Figure data in JSON

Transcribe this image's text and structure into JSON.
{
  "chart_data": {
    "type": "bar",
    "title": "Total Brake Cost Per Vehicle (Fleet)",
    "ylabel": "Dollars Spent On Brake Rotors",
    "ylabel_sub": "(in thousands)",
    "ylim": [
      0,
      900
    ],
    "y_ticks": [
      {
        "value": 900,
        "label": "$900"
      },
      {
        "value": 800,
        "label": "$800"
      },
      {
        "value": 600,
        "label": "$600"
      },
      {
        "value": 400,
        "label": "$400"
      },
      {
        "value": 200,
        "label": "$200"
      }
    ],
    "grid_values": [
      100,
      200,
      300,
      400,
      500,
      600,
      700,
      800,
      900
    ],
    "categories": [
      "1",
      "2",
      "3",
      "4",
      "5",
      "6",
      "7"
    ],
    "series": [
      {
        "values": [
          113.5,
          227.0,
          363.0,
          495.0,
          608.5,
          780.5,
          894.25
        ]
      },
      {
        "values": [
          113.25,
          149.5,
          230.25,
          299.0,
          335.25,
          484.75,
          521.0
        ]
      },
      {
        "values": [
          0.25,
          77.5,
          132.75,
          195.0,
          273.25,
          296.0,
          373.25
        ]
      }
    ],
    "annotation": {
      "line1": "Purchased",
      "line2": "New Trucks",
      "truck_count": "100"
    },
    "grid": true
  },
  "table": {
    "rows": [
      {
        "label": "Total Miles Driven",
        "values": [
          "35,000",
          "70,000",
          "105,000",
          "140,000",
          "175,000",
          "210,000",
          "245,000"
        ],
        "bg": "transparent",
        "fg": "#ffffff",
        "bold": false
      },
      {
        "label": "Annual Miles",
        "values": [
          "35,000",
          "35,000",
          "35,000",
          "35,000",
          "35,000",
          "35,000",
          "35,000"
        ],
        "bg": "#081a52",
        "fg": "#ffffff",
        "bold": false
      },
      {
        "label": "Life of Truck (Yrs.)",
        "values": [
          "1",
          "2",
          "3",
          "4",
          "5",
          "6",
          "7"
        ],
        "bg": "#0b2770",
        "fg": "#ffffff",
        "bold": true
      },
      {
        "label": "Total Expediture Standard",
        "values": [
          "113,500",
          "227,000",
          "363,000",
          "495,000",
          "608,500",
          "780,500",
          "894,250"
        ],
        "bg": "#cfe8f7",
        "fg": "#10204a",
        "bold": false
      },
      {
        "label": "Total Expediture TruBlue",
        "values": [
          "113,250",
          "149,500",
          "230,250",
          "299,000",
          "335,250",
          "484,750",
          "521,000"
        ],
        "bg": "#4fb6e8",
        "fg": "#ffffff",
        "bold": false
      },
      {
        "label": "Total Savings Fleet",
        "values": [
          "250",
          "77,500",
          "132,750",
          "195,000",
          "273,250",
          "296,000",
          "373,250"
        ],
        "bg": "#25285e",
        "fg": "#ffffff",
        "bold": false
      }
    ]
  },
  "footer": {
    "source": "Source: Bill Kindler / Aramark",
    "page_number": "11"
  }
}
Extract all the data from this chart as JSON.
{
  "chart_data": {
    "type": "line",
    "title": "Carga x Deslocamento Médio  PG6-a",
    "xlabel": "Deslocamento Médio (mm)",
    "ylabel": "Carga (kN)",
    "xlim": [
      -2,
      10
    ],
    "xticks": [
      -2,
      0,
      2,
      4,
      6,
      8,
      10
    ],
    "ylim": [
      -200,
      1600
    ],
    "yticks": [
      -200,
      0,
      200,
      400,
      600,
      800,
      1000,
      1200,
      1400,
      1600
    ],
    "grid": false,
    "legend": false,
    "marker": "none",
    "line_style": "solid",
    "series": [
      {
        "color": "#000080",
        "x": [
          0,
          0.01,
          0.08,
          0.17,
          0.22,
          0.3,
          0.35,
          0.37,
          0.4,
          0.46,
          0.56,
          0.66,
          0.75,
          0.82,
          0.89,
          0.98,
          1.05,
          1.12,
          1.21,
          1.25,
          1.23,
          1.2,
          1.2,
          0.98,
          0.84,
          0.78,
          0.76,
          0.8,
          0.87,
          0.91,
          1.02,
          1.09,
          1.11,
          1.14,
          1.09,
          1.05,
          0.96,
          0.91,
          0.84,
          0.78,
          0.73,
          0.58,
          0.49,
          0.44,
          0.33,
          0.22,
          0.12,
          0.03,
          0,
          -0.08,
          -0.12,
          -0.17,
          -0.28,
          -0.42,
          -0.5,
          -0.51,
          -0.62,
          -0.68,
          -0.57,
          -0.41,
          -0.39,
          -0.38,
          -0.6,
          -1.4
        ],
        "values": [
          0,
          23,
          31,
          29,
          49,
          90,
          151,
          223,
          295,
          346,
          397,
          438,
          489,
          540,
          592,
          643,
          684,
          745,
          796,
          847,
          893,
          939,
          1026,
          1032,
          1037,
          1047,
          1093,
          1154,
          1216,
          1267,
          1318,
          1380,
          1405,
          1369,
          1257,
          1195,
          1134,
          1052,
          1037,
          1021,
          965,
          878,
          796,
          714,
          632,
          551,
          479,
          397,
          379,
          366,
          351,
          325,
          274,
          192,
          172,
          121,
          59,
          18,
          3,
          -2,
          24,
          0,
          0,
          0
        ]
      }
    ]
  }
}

## GOAL
Report every line in the data above in which the word "this" appears.

## OUTPUT OF THE TASK
Transcribe this image's text and structure into JSON.
Extract all the data from this chart as JSON.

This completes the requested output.